* START *

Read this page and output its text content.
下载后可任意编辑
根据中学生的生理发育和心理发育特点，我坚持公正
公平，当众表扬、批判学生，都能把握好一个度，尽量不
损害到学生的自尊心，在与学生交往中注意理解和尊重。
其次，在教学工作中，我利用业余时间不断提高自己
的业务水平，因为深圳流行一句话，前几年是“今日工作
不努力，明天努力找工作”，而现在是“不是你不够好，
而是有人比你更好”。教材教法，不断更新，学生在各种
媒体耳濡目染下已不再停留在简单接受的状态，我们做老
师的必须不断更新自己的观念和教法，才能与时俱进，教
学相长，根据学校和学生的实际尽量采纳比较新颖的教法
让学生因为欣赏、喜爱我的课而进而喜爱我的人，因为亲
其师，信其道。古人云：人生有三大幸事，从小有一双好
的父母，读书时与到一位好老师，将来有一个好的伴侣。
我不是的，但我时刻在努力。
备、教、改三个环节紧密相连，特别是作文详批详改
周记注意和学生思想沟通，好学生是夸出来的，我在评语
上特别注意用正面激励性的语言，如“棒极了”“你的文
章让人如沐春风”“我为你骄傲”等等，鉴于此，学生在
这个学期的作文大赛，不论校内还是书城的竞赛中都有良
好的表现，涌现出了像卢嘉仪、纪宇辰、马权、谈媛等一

* END *

§ WHAT IS NEEDED:
Your task is to repeat the data exactly; please include every line.

§ FINISHED EXERCISE:
Read this page and output its text content.
下载后可任意编辑
根据中学生的生理发育和心理发育特点，我坚持公正
公平，当众表扬、批判学生，都能把握好一个度，尽量不
损害到学生的自尊心，在与学生交往中注意理解和尊重。
其次，在教学工作中，我利用业余时间不断提高自己
的业务水平，因为深圳流行一句话，前几年是“今日工作
不努力，明天努力找工作”，而现在是“不是你不够好，
而是有人比你更好”。教材教法，不断更新，学生在各种
媒体耳濡目染下已不再停留在简单接受的状态，我们做老
师的必须不断更新自己的观念和教法，才能与时俱进，教
学相长，根据学校和学生的实际尽量采纳比较新颖的教法
让学生因为欣赏、喜爱我的课而进而喜爱我的人，因为亲
其师，信其道。古人云：人生有三大幸事，从小有一双好
的父母，读书时与到一位好老师，将来有一个好的伴侣。
我不是的，但我时刻在努力。
备、教、改三个环节紧密相连，特别是作文详批详改
周记注意和学生思想沟通，好学生是夸出来的，我在评语
上特别注意用正面激励性的语言，如“棒极了”“你的文
章让人如沐春风”“我为你骄傲”等等，鉴于此，学生在
这个学期的作文大赛，不论校内还是书城的竞赛中都有良
好的表现，涌现出了像卢嘉仪、纪宇辰、马权、谈媛等一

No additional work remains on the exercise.